Extracted data entries:
»»

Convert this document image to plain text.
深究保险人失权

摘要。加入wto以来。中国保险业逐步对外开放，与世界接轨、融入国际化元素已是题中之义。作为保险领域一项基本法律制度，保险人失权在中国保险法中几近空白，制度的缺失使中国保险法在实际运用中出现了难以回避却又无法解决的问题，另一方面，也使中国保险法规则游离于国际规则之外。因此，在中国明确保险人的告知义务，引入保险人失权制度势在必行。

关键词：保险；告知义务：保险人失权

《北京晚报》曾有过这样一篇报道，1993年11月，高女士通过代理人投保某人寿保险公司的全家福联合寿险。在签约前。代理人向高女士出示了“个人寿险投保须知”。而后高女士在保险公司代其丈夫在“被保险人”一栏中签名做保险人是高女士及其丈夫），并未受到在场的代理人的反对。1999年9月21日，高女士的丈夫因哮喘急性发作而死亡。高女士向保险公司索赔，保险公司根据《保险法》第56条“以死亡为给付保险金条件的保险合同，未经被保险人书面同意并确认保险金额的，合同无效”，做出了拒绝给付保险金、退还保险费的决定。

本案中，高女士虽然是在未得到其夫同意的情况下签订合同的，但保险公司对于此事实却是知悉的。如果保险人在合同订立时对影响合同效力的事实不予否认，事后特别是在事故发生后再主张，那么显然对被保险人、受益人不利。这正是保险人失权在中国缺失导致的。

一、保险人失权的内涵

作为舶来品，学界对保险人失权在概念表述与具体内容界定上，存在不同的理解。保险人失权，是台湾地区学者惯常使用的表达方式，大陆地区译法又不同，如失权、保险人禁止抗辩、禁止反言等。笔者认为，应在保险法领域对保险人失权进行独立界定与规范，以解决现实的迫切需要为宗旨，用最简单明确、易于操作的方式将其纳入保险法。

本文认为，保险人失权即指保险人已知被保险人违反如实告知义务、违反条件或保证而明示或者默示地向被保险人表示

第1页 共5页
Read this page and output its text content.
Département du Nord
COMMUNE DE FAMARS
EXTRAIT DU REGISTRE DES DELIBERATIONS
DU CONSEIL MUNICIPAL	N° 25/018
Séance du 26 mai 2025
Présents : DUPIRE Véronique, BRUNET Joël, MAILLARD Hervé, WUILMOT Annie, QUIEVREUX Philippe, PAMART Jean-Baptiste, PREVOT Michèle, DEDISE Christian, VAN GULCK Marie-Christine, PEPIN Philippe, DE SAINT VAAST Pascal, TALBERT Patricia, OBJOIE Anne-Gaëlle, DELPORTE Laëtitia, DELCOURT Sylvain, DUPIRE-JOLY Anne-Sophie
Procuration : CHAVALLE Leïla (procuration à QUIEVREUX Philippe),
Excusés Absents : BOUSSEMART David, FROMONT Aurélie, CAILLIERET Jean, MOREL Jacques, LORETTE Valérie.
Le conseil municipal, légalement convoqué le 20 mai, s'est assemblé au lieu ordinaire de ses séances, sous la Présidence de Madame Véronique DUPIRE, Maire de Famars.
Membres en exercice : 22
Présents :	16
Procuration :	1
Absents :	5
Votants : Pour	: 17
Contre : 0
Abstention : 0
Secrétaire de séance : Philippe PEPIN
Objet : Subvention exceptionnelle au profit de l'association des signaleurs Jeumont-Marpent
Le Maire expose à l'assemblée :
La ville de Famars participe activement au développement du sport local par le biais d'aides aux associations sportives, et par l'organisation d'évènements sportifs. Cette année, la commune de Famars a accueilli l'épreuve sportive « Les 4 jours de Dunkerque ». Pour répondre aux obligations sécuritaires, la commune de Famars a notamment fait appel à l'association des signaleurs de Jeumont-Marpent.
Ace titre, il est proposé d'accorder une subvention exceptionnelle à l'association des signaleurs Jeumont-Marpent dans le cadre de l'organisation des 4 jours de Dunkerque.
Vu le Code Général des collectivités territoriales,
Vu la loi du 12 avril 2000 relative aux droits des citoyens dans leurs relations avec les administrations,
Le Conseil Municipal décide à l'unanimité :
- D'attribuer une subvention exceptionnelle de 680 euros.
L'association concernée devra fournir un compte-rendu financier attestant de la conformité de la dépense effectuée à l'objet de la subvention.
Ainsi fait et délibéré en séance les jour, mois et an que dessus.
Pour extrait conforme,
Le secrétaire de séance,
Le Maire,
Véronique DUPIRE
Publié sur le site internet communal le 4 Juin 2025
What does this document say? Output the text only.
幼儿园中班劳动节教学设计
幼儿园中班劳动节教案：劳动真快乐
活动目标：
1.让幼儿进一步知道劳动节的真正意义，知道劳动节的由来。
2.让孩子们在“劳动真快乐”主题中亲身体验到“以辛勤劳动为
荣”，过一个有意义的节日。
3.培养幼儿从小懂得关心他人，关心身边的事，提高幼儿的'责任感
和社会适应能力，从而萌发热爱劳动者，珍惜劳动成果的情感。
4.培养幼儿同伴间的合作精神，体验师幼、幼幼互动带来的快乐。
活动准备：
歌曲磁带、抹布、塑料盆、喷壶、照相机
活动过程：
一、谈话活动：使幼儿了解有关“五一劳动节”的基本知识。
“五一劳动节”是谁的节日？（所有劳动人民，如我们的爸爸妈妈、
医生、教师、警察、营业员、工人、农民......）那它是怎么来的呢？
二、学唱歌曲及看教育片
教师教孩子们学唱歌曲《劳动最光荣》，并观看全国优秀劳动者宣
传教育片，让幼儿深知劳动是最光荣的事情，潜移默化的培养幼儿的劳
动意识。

««

# Aim of the exercise
Please retype, exactly as written, every line from the line containing "What does this" through the last line of the records above, including both of those lines, and nothing else.

# Completed task
What does this document say? Output the text only.
幼儿园中班劳动节教学设计
幼儿园中班劳动节教案：劳动真快乐
活动目标：
1.让幼儿进一步知道劳动节的真正意义，知道劳动节的由来。
2.让孩子们在“劳动真快乐”主题中亲身体验到“以辛勤劳动为
荣”，过一个有意义的节日。
3.培养幼儿从小懂得关心他人，关心身边的事，提高幼儿的'责任感
和社会适应能力，从而萌发热爱劳动者，珍惜劳动成果的情感。
4.培养幼儿同伴间的合作精神，体验师幼、幼幼互动带来的快乐。
活动准备：
歌曲磁带、抹布、塑料盆、喷壶、照相机
活动过程：
一、谈话活动：使幼儿了解有关“五一劳动节”的基本知识。
“五一劳动节”是谁的节日？（所有劳动人民，如我们的爸爸妈妈、
医生、教师、警察、营业员、工人、农民......）那它是怎么来的呢？
二、学唱歌曲及看教育片
教师教孩子们学唱歌曲《劳动最光荣》，并观看全国优秀劳动者宣
传教育片，让幼儿深知劳动是最光荣的事情，潜移默化的培养幼儿的劳
动意识。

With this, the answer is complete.